-- DATA SHOWN start --

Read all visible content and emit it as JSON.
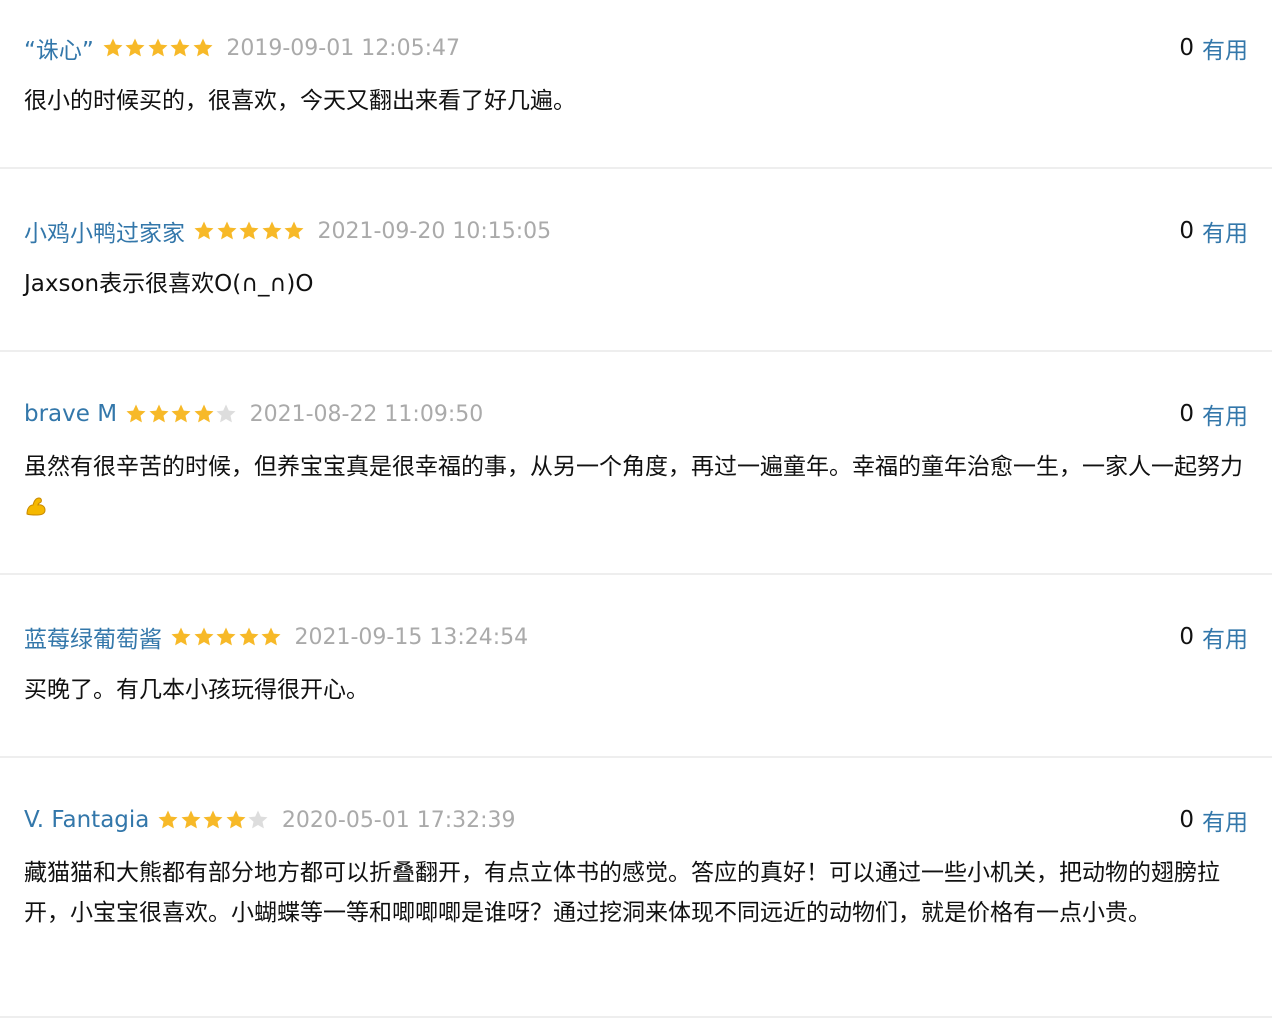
{
  "colors": {
    "link": "#3377aa",
    "meta": "#aaaaaa",
    "star_on": "#f7b928",
    "star_off": "#dddddd",
    "divider": "#eeeeee"
  },
  "icons": {
    "star": "star-icon",
    "muscle": "flexed-biceps-emoji"
  },
  "comments": [
    {
      "user": "“诛心”",
      "rating": 5,
      "time": "2019-09-01 12:05:47",
      "votes": "0",
      "vote_label": "有用",
      "text": "很小的时候买的，很喜欢，今天又翻出来看了好几遍。"
    },
    {
      "user": "小鸡小鸭过家家",
      "rating": 5,
      "time": "2021-09-20 10:15:05",
      "votes": "0",
      "vote_label": "有用",
      "text": "Jaxson表示很喜欢O(∩_∩)O"
    },
    {
      "user": "brave M",
      "rating": 4,
      "time": "2021-08-22 11:09:50",
      "votes": "0",
      "vote_label": "有用",
      "text": "虽然有很辛苦的时候，但养宝宝真是很幸福的事，从另一个角度，再过一遍童年。幸福的童年治愈一生，一家人一起努力"
    },
    {
      "user": "蓝莓绿葡萄酱",
      "rating": 5,
      "time": "2021-09-15 13:24:54",
      "votes": "0",
      "vote_label": "有用",
      "text": "买晚了。有几本小孩玩得很开心。"
    },
    {
      "user": "V. Fantagia",
      "rating": 4,
      "time": "2020-05-01 17:32:39",
      "votes": "0",
      "vote_label": "有用",
      "text": "藏猫猫和大熊都有部分地方都可以折叠翻开，有点立体书的感觉。答应的真好！可以通过一些小机关，把动物的翅膀拉开，小宝宝很喜欢。小蝴蝶等一等和唧唧唧是谁呀？通过挖洞来体现不同远近的动物们，就是价格有一点小贵。"
    }
  ]
}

-- DATA SHOWN end --

_WHAT TO DO_
Select every line in the material above where the string "time" occurs, and copy it.

_CORRECT RESPONSE_
      "time": "2019-09-01 12:05:47",
      "time": "2021-09-20 10:15:05",
      "time": "2021-08-22 11:09:50",
      "time": "2021-09-15 13:24:54",
      "time": "2020-05-01 17:32:39",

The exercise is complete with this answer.